Quoted passage |
* * * * * * *
Mixed martial arts events

The year 2022 is the 29th year in the history of the K-1, a Japanese kickboxing promotion. The year started with K-1 World GP 2022 Japan.

==List of events==

| # | Event title | Date | Arena | Location |
|---|---|---|---|---|
| 1 | K-1 World GP 2022 Japan | February 27, 2022 | Tokyo Metropolitan Gymnasium | JPN Tokyo, Japan |
| 2 | K-1: K'Festa 5 | April 3, 2022 | Yoyogi National Gymnasium | JPN Tokyo, Japan |
| 3 | THE MATCH 2022 | June 19, 2022 | Tokyo Dome | JPN Tokyo, Japan |
| 4 | K-1: Ring of Venus | June 25, 2022 | Yoyogi National Gymnasium | JPN Tokyo, Japan |
| 5 | K-1 World GP 2022 in Fukuoka | August 11, 2022 | Fukuoka Convention Center | JPN Fukuoka, Japan |
| 6 | K-1 World GP 2022 Yokohamatsuri | September 11, 2022 | Yokohama Arena | JPN Yokohama, Japan |
| 7 | K-1 World GP 2022 in Osaka | December 3, 2022 | Edion Arena Osaka | JPN Osaka, Japan |

==K-1 World GP 2022 Japan==

K-1 World GP 2022 Japan was a kickboxing event held by K-1, which will be held on February 27, 2022, at the Tokyo Metropolitan Gymnasium in Tokyo, Japan.

===Background===
A K-1 Women's Flyweight Championship bout between reigning champion Kana Morimoto and title challenger Kotomi was expected to take place at the event. Kotomi later withdrew, and was replaced by Ran, who faced Morimoto in a non-title bout.

K-1 Lightweight Champion Taio Asahisa was scheduled to face Yuki Yoza in a non-title bout.

A Super Bantamweight World Grand Prix is expected to take place during the event. The tournament was organized to fill the vacant K-1 Super Bantamweight title.

Reigning Krush Super Lightweight champion Daizo Sasaki was scheduled to face Vitor Toffanelli.
* * * * * * *
Material provided |
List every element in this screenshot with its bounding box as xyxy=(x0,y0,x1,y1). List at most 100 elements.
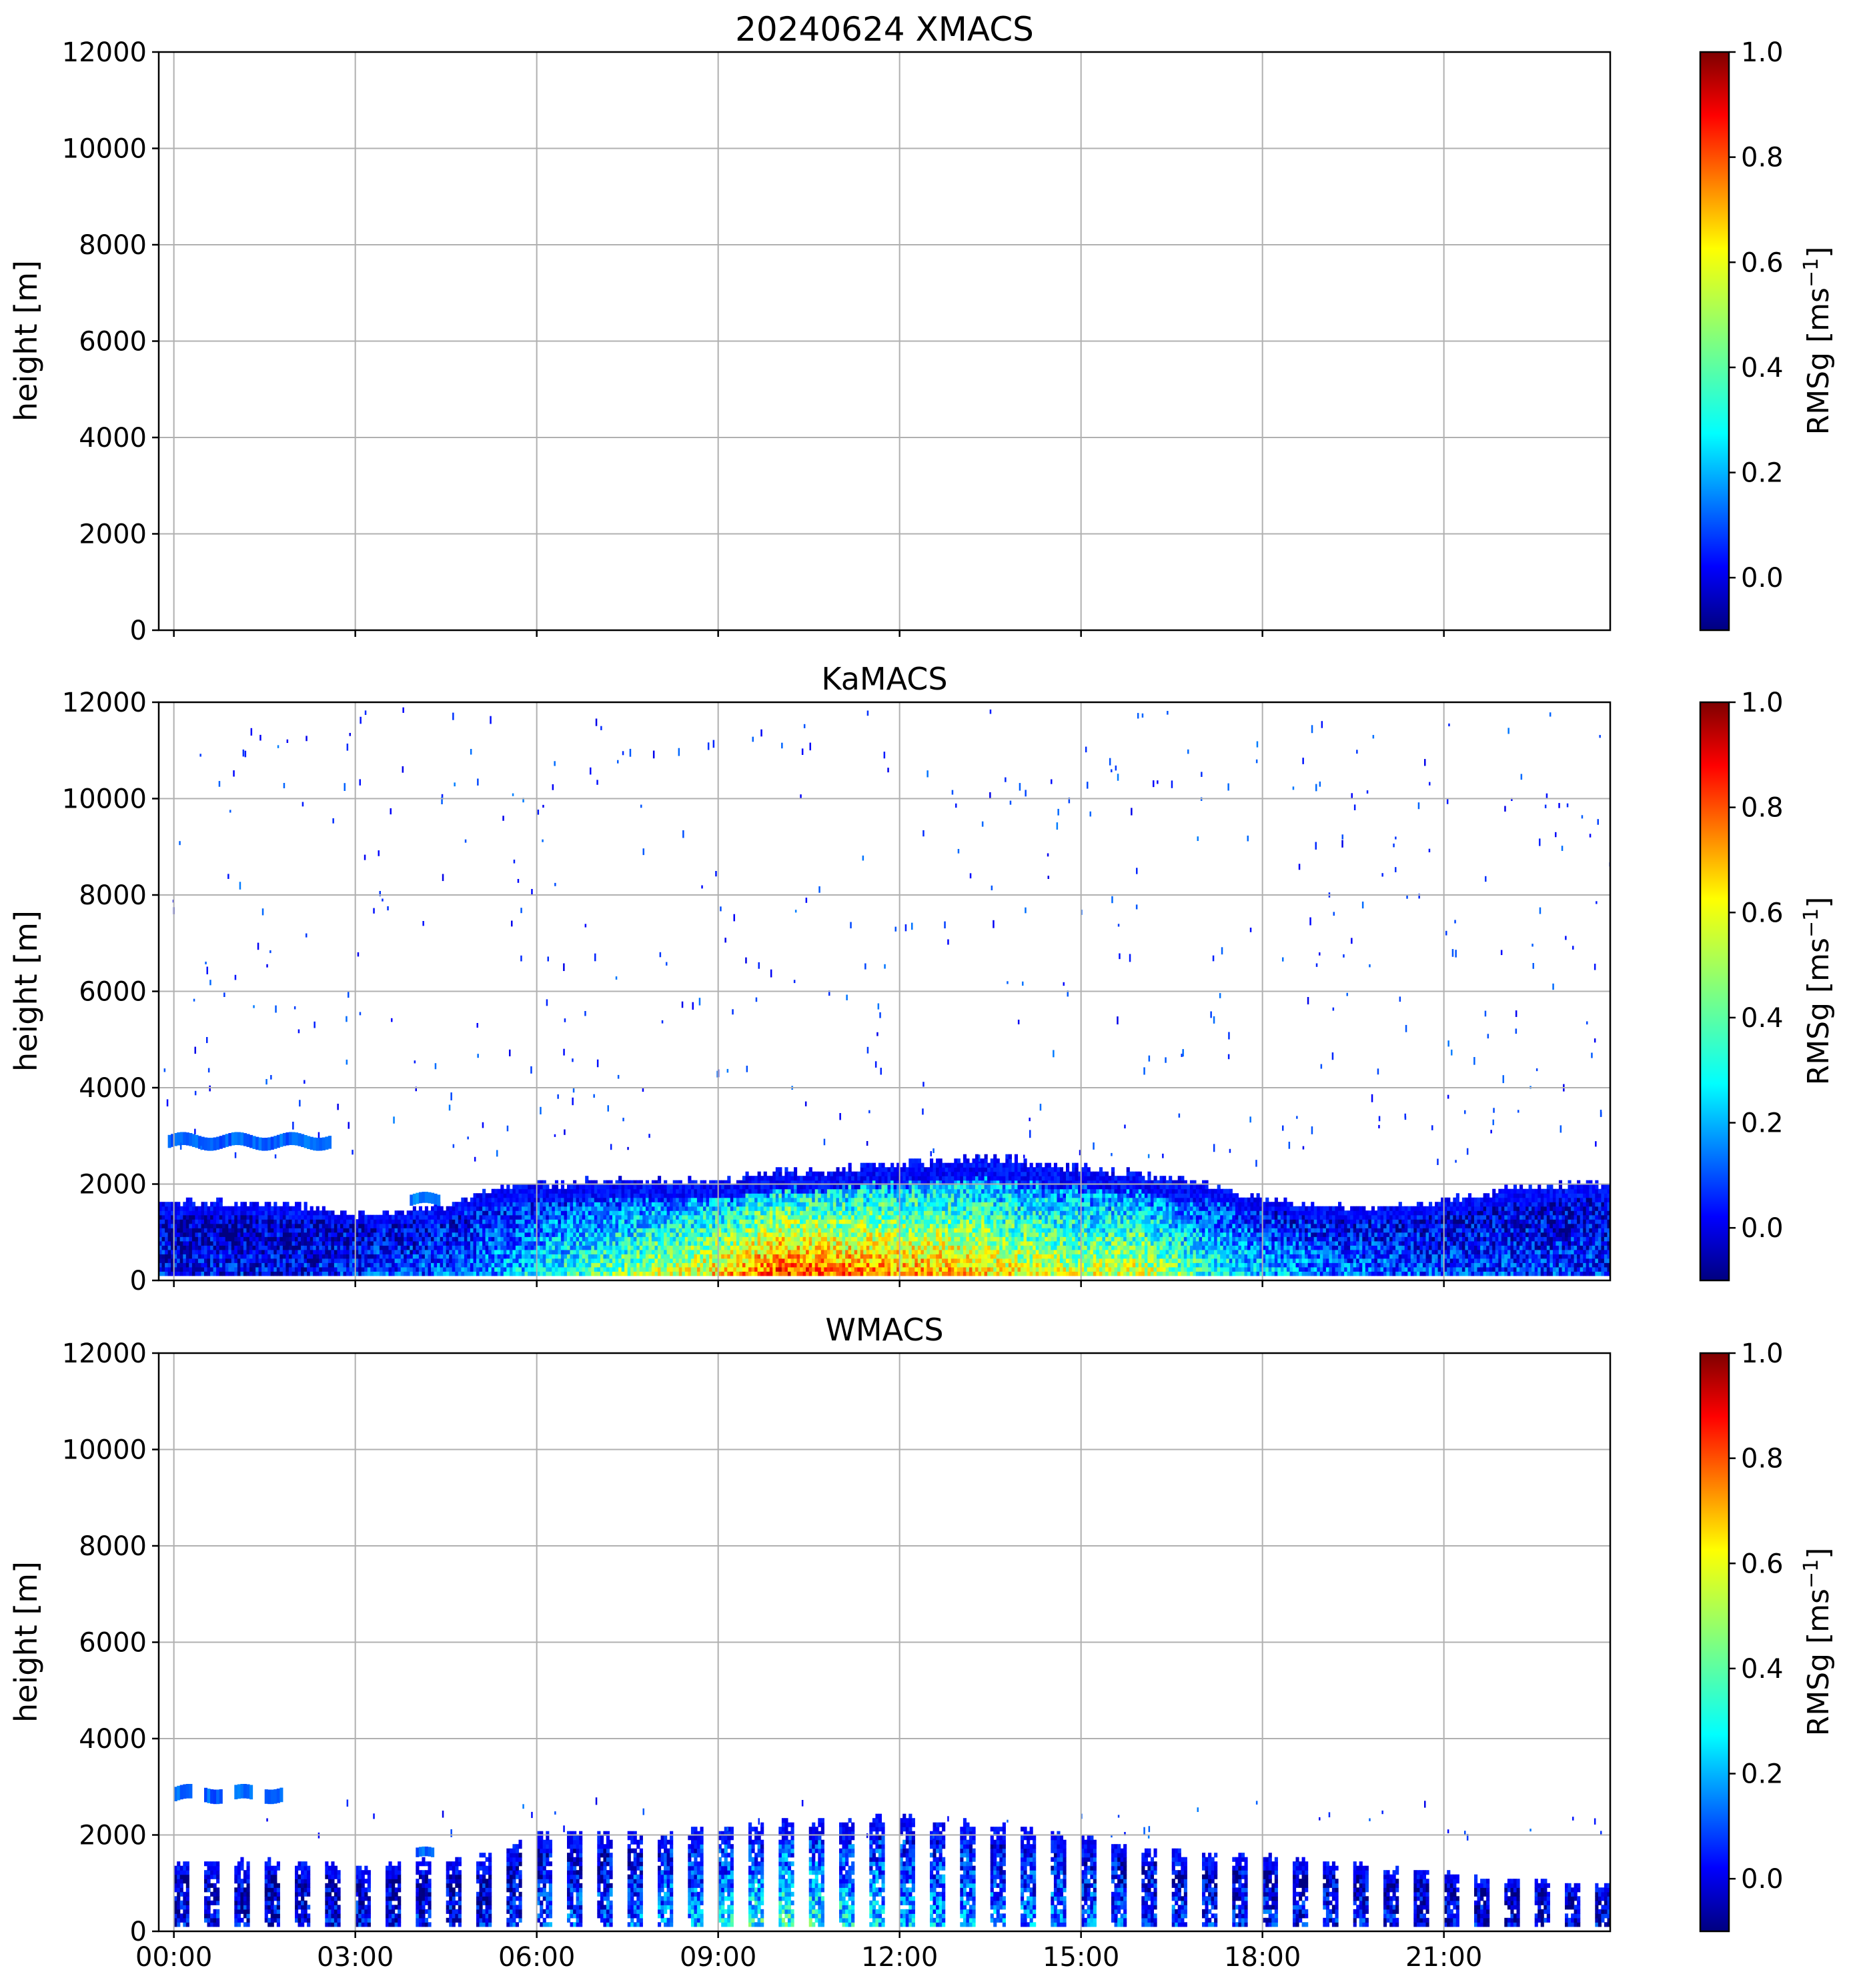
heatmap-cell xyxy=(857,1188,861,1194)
* * * * * * *
What to do |
[1] From the K-1 passage, copy the part that begins at the words "Mixed martial arts" and ends after the words "GP 2022 Japan.".
[2] Name every distinct arena in the table of events in the K-1 passage.
[3] Using the K-1 passage, decide whether each statement is true: (a) Kotomi faced Kana Morimoto at K-1 World GP 2022 Japan; (b) the Super Bantamweight World Grand Prix was organized to fill a vacant title; (c) Taio Asahisa's bout against Yuki Yoza was set as a title bout. Answer yes or no for each, and quote the words of the passage that decide it.

Answers by task |
[1]
Mixed martial arts events

The year 2022 is the 29th year in the history of the K-1, a Japanese kickboxing promotion. The year started with K-1 World GP 2022 Japan.

[2] Tokyo Metropolitan Gymnasium, Yoyogi National Gymnasium, Tokyo Dome, Fukuoka Convention Center, Yokohama Arena, Edion Arena Osaka

[3]
(a) No: "Kotomi later withdrew, and was replaced by Ran, who faced Morimoto in a non-title bout."
(b) Yes: "The tournament was organized to fill the vacant K-1 Super Bantamweight title."
(c) No: "K-1 Lightweight Champion Taio Asahisa was scheduled to face Yuki Yoza in a non-title bout."